[start of Entries supplied]

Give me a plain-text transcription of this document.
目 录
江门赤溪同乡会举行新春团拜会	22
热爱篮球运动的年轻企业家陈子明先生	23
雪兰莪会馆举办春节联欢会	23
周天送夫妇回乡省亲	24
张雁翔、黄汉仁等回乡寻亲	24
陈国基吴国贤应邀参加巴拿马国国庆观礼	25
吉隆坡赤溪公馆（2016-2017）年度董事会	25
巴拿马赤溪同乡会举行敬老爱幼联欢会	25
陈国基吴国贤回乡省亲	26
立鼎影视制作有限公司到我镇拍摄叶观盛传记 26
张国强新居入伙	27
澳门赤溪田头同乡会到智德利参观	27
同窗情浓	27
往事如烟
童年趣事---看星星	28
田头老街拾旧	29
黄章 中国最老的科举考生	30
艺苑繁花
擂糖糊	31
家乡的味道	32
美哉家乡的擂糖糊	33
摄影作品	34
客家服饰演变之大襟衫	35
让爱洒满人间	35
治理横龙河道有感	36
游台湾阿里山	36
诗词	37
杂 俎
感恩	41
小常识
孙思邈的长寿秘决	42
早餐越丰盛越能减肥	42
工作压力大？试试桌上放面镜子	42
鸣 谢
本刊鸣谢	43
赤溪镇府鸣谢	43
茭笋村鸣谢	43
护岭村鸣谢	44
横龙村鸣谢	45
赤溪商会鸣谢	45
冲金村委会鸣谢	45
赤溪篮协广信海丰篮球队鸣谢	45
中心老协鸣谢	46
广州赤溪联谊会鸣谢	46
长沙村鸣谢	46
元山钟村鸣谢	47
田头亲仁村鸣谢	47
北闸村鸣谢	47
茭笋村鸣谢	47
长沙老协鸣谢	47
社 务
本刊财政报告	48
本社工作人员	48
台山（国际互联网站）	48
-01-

[end of Entries supplied]

What is required: Return the material exactly as it stands.

Solution for this exercise:
Give me a plain-text transcription of this document.
目 录
江门赤溪同乡会举行新春团拜会	22
热爱篮球运动的年轻企业家陈子明先生	23
雪兰莪会馆举办春节联欢会	23
周天送夫妇回乡省亲	24
张雁翔、黄汉仁等回乡寻亲	24
陈国基吴国贤应邀参加巴拿马国国庆观礼	25
吉隆坡赤溪公馆（2016-2017）年度董事会	25
巴拿马赤溪同乡会举行敬老爱幼联欢会	25
陈国基吴国贤回乡省亲	26
立鼎影视制作有限公司到我镇拍摄叶观盛传记 26
张国强新居入伙	27
澳门赤溪田头同乡会到智德利参观	27
同窗情浓	27
往事如烟
童年趣事---看星星	28
田头老街拾旧	29
黄章 中国最老的科举考生	30
艺苑繁花
擂糖糊	31
家乡的味道	32
美哉家乡的擂糖糊	33
摄影作品	34
客家服饰演变之大襟衫	35
让爱洒满人间	35
治理横龙河道有感	36
游台湾阿里山	36
诗词	37
杂 俎
感恩	41
小常识
孙思邈的长寿秘决	42
早餐越丰盛越能减肥	42
工作压力大？试试桌上放面镜子	42
鸣 谢
本刊鸣谢	43
赤溪镇府鸣谢	43
茭笋村鸣谢	43
护岭村鸣谢	44
横龙村鸣谢	45
赤溪商会鸣谢	45
冲金村委会鸣谢	45
赤溪篮协广信海丰篮球队鸣谢	45
中心老协鸣谢	46
广州赤溪联谊会鸣谢	46
长沙村鸣谢	46
元山钟村鸣谢	47
田头亲仁村鸣谢	47
北闸村鸣谢	47
茭笋村鸣谢	47
长沙老协鸣谢	47
社 务
本刊财政报告	48
本社工作人员	48
台山（国际互联网站）	48
-01-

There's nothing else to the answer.